* [PROBLEM DETAILS]:
Give the data a second time, exactly and in full.

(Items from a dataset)
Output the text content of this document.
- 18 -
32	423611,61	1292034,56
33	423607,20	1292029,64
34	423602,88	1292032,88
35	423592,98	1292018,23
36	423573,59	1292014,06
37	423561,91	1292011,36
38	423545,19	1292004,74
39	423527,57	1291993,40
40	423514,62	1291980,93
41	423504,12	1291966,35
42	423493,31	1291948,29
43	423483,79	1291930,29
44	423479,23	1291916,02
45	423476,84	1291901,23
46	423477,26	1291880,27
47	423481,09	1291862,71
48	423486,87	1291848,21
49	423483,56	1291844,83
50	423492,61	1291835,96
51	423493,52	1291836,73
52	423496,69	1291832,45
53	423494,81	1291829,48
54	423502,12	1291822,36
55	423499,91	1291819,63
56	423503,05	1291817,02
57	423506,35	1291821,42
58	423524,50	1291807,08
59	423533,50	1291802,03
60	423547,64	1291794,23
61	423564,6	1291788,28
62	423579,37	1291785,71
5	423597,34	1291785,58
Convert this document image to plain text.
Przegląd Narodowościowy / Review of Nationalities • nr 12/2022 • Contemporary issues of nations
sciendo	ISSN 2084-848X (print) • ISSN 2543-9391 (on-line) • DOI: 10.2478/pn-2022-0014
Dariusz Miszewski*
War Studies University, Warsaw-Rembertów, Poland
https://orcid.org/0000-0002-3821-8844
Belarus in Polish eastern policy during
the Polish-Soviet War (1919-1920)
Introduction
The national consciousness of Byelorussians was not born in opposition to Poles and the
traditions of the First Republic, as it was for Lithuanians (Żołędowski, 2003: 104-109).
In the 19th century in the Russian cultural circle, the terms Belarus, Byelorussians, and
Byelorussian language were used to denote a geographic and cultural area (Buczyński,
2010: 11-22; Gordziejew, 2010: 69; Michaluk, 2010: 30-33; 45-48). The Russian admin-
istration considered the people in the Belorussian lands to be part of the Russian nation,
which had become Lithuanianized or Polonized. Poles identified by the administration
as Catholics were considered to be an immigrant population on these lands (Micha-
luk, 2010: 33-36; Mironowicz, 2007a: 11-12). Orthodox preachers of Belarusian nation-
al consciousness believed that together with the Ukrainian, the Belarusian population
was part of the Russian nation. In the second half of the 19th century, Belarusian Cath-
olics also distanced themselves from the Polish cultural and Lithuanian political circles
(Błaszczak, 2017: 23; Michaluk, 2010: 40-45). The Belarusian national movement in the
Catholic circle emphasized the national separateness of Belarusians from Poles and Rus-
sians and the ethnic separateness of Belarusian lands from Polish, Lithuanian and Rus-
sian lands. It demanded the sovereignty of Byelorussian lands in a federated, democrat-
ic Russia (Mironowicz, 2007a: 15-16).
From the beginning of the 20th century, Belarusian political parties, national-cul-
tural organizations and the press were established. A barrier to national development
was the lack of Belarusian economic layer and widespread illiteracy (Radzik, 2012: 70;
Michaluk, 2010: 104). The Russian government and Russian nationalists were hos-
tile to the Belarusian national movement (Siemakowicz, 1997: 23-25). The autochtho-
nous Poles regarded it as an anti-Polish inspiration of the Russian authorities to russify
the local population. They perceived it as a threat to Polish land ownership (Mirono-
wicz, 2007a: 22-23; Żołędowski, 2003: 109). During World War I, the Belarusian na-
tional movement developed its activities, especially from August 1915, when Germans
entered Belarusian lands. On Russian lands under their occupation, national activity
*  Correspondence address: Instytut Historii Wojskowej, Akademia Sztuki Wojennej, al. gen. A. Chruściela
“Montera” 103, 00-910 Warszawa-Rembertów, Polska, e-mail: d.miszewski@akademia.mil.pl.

* [ANSWER TO THIS TASK]:
Output the text content of this document.
- 18 -
32	423611,61	1292034,56
33	423607,20	1292029,64
34	423602,88	1292032,88
35	423592,98	1292018,23
36	423573,59	1292014,06
37	423561,91	1292011,36
38	423545,19	1292004,74
39	423527,57	1291993,40
40	423514,62	1291980,93
41	423504,12	1291966,35
42	423493,31	1291948,29
43	423483,79	1291930,29
44	423479,23	1291916,02
45	423476,84	1291901,23
46	423477,26	1291880,27
47	423481,09	1291862,71
48	423486,87	1291848,21
49	423483,56	1291844,83
50	423492,61	1291835,96
51	423493,52	1291836,73
52	423496,69	1291832,45
53	423494,81	1291829,48
54	423502,12	1291822,36
55	423499,91	1291819,63
56	423503,05	1291817,02
57	423506,35	1291821,42
58	423524,50	1291807,08
59	423533,50	1291802,03
60	423547,64	1291794,23
61	423564,6	1291788,28
62	423579,37	1291785,71
5	423597,34	1291785,58
Convert this document image to plain text.
Przegląd Narodowościowy / Review of Nationalities • nr 12/2022 • Contemporary issues of nations
sciendo	ISSN 2084-848X (print) • ISSN 2543-9391 (on-line) • DOI: 10.2478/pn-2022-0014
Dariusz Miszewski*
War Studies University, Warsaw-Rembertów, Poland
https://orcid.org/0000-0002-3821-8844
Belarus in Polish eastern policy during
the Polish-Soviet War (1919-1920)
Introduction
The national consciousness of Byelorussians was not born in opposition to Poles and the
traditions of the First Republic, as it was for Lithuanians (Żołędowski, 2003: 104-109).
In the 19th century in the Russian cultural circle, the terms Belarus, Byelorussians, and
Byelorussian language were used to denote a geographic and cultural area (Buczyński,
2010: 11-22; Gordziejew, 2010: 69; Michaluk, 2010: 30-33; 45-48). The Russian admin-
istration considered the people in the Belorussian lands to be part of the Russian nation,
which had become Lithuanianized or Polonized. Poles identified by the administration
as Catholics were considered to be an immigrant population on these lands (Micha-
luk, 2010: 33-36; Mironowicz, 2007a: 11-12). Orthodox preachers of Belarusian nation-
al consciousness believed that together with the Ukrainian, the Belarusian population
was part of the Russian nation. In the second half of the 19th century, Belarusian Cath-
olics also distanced themselves from the Polish cultural and Lithuanian political circles
(Błaszczak, 2017: 23; Michaluk, 2010: 40-45). The Belarusian national movement in the
Catholic circle emphasized the national separateness of Belarusians from Poles and Rus-
sians and the ethnic separateness of Belarusian lands from Polish, Lithuanian and Rus-
sian lands. It demanded the sovereignty of Byelorussian lands in a federated, democrat-
ic Russia (Mironowicz, 2007a: 15-16).
From the beginning of the 20th century, Belarusian political parties, national-cul-
tural organizations and the press were established. A barrier to national development
was the lack of Belarusian economic layer and widespread illiteracy (Radzik, 2012: 70;
Michaluk, 2010: 104). The Russian government and Russian nationalists were hos-
tile to the Belarusian national movement (Siemakowicz, 1997: 23-25). The autochtho-
nous Poles regarded it as an anti-Polish inspiration of the Russian authorities to russify
the local population. They perceived it as a threat to Polish land ownership (Mirono-
wicz, 2007a: 22-23; Żołędowski, 2003: 109). During World War I, the Belarusian na-
tional movement developed its activities, especially from August 1915, when Germans
entered Belarusian lands. On Russian lands under their occupation, national activity
*  Correspondence address: Instytut Historii Wojskowej, Akademia Sztuki Wojennej, al. gen. A. Chruściela
“Montera” 103, 00-910 Warszawa-Rembertów, Polska, e-mail: d.miszewski@akademia.mil.pl.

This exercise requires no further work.